• **WRITTEN PROBLEM**: Report each line of the data that has "histogram" somewhere in it.

═════ DATA ROWS

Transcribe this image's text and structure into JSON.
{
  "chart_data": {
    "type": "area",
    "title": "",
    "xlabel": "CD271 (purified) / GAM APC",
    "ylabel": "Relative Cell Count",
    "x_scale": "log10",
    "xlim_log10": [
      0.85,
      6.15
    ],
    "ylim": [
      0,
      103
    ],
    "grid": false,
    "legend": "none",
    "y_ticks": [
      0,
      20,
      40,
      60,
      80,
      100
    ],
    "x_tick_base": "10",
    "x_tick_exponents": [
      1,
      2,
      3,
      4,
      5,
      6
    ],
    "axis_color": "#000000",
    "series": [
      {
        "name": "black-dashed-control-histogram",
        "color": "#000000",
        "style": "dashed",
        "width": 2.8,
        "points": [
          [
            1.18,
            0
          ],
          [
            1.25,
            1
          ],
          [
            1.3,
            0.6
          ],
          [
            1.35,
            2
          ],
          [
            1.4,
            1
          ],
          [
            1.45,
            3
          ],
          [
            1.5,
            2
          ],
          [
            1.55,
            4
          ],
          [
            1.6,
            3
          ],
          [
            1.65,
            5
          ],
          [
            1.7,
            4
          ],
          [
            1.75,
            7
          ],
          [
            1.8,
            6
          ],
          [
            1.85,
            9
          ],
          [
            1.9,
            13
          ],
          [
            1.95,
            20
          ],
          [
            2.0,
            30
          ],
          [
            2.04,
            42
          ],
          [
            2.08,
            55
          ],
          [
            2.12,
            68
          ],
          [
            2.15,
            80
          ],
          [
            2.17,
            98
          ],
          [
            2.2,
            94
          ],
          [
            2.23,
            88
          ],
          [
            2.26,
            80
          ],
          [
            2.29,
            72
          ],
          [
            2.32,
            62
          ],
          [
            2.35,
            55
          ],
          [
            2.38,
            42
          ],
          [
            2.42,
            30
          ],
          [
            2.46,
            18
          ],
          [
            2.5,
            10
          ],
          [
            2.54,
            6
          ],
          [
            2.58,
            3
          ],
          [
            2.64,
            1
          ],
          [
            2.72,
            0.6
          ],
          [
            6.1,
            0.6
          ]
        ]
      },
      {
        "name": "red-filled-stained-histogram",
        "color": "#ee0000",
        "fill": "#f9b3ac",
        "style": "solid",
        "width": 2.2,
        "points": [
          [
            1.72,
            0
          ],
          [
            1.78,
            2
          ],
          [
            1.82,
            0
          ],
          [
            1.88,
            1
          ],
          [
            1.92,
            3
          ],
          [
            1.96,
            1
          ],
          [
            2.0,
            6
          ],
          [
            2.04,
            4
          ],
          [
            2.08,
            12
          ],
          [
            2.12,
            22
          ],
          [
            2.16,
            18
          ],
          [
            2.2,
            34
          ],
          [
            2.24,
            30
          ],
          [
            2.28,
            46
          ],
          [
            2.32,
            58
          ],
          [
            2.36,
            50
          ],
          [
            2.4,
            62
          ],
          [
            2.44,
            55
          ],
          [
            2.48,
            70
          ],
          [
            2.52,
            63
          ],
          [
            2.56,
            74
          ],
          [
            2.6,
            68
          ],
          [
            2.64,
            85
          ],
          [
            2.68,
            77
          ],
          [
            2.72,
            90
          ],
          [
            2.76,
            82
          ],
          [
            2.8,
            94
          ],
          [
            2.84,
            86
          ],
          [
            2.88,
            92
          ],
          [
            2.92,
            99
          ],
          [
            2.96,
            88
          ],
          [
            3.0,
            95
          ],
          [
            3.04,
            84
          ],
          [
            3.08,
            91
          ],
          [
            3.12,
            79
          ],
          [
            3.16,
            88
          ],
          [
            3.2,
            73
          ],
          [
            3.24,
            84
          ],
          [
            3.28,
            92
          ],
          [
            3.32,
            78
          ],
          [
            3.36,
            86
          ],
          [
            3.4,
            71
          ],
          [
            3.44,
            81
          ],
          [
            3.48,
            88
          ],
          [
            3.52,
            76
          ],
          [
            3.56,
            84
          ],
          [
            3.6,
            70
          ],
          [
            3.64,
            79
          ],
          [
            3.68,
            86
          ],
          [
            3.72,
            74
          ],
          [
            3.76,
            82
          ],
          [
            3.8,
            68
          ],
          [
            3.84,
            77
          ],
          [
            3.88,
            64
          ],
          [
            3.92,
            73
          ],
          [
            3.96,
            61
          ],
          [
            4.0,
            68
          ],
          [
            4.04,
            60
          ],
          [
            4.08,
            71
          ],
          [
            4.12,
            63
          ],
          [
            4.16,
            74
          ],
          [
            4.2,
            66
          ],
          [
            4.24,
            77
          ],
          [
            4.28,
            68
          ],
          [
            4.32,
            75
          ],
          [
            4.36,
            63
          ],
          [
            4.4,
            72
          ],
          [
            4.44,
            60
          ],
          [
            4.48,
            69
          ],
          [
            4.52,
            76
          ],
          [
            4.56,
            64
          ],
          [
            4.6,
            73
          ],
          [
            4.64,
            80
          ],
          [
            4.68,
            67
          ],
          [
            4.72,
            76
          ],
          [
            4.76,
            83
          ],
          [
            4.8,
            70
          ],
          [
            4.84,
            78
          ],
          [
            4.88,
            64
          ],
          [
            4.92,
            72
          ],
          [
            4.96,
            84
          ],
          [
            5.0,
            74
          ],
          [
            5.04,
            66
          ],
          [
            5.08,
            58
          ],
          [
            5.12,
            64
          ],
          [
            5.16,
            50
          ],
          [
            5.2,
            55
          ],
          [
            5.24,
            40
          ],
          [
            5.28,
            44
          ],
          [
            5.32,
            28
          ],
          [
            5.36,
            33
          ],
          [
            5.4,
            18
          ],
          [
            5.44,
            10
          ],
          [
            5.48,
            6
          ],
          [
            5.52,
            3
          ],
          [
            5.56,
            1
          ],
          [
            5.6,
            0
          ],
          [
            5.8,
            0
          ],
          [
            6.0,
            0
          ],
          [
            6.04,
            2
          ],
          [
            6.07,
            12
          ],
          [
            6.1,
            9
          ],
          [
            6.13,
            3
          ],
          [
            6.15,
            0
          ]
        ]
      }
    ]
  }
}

══════════

• **EXERCISE OUTPUT**:
        "name": "black-dashed-control-histogram",
        "name": "red-filled-stained-histogram",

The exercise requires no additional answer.